§ **Job**
Wherever the word "tiết" shows up in a line, please copy that line.

§ **The records**
+--

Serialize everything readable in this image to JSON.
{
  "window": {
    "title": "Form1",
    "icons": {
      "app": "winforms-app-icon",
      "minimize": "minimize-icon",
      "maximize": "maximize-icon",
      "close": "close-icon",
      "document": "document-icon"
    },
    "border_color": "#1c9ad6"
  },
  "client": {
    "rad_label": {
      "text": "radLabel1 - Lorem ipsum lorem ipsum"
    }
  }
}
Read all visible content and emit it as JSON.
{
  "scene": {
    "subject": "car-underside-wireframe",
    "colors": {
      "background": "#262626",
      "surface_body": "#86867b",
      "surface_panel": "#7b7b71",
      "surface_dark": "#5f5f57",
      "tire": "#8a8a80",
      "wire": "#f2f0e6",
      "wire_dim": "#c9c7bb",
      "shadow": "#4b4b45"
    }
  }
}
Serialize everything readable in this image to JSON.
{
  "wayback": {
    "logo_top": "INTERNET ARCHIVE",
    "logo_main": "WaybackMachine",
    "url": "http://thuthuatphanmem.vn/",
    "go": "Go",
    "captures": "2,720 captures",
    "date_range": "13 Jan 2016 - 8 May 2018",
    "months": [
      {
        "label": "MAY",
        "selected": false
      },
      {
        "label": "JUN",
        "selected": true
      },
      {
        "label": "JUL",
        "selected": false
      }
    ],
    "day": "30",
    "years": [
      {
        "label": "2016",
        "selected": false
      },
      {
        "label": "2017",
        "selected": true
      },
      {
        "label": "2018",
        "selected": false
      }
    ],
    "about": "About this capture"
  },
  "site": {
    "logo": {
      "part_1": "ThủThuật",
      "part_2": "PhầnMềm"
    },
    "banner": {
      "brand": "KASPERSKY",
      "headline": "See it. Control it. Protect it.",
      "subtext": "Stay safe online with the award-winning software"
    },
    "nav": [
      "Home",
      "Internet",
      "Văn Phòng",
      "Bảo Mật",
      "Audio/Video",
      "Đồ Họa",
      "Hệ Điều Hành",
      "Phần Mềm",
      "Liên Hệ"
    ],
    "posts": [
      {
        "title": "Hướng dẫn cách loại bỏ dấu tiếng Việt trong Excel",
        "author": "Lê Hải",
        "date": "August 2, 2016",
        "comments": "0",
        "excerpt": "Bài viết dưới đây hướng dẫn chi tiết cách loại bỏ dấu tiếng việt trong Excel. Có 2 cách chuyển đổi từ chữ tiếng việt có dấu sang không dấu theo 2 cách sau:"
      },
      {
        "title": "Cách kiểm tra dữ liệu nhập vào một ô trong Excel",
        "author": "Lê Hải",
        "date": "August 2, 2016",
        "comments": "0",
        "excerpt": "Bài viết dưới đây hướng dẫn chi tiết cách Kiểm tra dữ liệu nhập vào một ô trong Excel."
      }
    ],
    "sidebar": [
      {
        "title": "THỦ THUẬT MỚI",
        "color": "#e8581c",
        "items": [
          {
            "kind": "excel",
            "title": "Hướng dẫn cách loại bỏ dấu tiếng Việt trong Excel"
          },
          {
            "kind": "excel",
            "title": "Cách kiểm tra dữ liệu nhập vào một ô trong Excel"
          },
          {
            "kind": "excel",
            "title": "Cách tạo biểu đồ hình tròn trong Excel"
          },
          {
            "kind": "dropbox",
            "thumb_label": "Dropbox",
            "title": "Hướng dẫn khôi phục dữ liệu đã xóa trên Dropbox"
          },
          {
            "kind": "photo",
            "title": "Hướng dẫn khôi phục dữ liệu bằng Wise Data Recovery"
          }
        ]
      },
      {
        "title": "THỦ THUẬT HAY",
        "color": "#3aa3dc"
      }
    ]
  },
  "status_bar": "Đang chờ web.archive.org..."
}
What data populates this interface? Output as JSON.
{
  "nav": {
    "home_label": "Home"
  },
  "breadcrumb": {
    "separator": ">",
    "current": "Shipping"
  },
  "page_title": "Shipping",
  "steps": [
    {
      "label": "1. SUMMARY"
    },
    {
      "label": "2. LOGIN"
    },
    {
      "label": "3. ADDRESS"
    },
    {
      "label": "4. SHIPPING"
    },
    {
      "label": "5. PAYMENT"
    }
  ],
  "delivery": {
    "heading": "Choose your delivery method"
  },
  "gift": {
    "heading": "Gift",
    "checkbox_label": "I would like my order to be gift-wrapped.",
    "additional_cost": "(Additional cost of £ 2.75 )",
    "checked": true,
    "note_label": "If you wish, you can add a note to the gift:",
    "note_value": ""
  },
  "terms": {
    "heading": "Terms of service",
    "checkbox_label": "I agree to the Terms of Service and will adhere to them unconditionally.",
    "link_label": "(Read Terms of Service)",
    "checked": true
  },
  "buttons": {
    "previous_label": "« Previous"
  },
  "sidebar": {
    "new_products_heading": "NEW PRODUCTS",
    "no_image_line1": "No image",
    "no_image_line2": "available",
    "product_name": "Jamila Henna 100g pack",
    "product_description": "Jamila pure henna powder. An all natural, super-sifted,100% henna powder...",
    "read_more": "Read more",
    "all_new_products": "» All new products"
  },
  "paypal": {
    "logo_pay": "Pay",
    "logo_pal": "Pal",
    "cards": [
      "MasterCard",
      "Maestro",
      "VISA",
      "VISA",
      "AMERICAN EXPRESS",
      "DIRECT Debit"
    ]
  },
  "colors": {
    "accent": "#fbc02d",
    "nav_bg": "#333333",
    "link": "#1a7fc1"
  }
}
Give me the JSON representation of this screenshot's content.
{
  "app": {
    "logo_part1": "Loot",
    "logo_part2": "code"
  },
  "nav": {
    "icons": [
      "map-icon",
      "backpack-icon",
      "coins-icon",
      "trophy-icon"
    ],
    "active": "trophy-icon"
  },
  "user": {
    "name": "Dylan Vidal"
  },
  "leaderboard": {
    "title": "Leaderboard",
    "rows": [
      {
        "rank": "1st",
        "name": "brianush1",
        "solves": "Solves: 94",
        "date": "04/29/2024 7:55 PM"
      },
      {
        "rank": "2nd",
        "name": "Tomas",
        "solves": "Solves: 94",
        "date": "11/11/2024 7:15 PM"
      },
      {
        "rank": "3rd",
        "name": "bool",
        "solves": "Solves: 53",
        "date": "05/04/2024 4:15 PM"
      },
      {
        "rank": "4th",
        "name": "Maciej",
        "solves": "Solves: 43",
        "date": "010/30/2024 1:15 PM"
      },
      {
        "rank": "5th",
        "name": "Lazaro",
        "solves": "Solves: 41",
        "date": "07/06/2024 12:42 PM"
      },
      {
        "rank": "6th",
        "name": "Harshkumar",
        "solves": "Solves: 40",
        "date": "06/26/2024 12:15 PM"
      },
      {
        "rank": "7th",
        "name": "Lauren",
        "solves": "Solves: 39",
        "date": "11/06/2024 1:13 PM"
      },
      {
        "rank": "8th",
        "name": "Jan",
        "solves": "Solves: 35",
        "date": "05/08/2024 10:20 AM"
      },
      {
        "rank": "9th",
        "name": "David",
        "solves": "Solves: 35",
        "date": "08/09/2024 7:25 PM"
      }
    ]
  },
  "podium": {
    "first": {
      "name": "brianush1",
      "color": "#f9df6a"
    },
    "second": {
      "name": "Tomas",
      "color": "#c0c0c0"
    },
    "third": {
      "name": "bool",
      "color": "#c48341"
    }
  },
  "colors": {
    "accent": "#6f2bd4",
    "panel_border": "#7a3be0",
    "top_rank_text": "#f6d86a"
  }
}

+--

§ **Expected output**
        "excerpt": "Bài viết dưới đây hướng dẫn chi tiết cách loại bỏ dấu tiếng việt trong Excel. Có 2 cách chuyển đổi từ chữ tiếng việt có dấu sang không dấu theo 2 cách sau:"
        "excerpt": "Bài viết dưới đây hướng dẫn chi tiết cách Kiểm tra dữ liệu nhập vào một ô trong Excel."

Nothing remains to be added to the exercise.